● INSTRUCTIONS TO FOLLOW:
Quote the records verbatim, starting at their first line and ending at the line that contains "item-continuation: 药物禁止携带。中药中，燕窝、灵芝、冬虫夏草、 [194,340,634,364]". Include both of those lines.

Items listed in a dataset
▼▼▼

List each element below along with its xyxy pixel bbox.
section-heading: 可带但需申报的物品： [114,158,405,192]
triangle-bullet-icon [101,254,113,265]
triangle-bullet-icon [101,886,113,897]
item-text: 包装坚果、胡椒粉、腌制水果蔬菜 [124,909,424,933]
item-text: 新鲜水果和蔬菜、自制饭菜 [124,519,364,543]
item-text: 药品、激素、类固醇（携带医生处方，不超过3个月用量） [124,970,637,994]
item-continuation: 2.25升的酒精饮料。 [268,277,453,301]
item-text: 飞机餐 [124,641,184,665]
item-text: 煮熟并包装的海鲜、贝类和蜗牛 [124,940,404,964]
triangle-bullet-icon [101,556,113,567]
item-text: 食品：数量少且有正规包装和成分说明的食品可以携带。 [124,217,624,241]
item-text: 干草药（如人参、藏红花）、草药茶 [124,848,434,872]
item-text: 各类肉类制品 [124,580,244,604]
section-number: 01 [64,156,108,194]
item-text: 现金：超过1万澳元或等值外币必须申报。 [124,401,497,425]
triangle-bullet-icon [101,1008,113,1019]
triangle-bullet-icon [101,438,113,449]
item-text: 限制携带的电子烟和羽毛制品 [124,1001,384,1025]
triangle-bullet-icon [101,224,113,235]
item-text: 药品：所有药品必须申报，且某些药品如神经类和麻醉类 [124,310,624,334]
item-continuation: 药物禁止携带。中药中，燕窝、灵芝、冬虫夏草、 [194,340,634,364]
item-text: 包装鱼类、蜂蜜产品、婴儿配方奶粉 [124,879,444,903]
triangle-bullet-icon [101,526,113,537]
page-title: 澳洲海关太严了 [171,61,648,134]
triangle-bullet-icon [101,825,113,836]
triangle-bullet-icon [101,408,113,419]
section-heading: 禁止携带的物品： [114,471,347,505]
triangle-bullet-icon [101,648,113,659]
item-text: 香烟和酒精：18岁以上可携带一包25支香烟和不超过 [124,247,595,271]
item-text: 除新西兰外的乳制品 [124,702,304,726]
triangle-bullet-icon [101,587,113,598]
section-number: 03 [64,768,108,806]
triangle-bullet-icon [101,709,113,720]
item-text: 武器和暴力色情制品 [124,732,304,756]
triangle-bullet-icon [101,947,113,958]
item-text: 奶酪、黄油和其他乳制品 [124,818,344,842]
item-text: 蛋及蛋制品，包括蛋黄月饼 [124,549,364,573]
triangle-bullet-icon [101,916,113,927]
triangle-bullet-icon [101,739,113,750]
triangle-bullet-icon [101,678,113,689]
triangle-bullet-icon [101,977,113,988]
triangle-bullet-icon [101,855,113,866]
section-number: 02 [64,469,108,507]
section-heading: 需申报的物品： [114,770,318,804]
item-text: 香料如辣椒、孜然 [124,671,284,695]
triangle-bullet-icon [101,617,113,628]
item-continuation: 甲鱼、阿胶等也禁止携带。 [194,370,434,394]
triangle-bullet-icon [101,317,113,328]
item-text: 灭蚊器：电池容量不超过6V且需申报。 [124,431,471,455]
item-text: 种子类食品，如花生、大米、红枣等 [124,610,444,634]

▲▲▲

● EXERCISE RESULT:
List each element below along with its xyxy pixel bbox.
section-heading: 可带但需申报的物品： [114,158,405,192]
triangle-bullet-icon [101,254,113,265]
triangle-bullet-icon [101,886,113,897]
item-text: 包装坚果、胡椒粉、腌制水果蔬菜 [124,909,424,933]
item-text: 新鲜水果和蔬菜、自制饭菜 [124,519,364,543]
item-text: 药品、激素、类固醇（携带医生处方，不超过3个月用量） [124,970,637,994]
item-continuation: 2.25升的酒精饮料。 [268,277,453,301]
item-text: 飞机餐 [124,641,184,665]
item-text: 煮熟并包装的海鲜、贝类和蜗牛 [124,940,404,964]
triangle-bullet-icon [101,556,113,567]
item-text: 食品：数量少且有正规包装和成分说明的食品可以携带。 [124,217,624,241]
item-text: 干草药（如人参、藏红花）、草药茶 [124,848,434,872]
item-text: 各类肉类制品 [124,580,244,604]
section-number: 01 [64,156,108,194]
item-text: 现金：超过1万澳元或等值外币必须申报。 [124,401,497,425]
triangle-bullet-icon [101,1008,113,1019]
triangle-bullet-icon [101,438,113,449]
item-text: 限制携带的电子烟和羽毛制品 [124,1001,384,1025]
triangle-bullet-icon [101,224,113,235]
item-text: 药品：所有药品必须申报，且某些药品如神经类和麻醉类 [124,310,624,334]
item-continuation: 药物禁止携带。中药中，燕窝、灵芝、冬虫夏草、 [194,340,634,364]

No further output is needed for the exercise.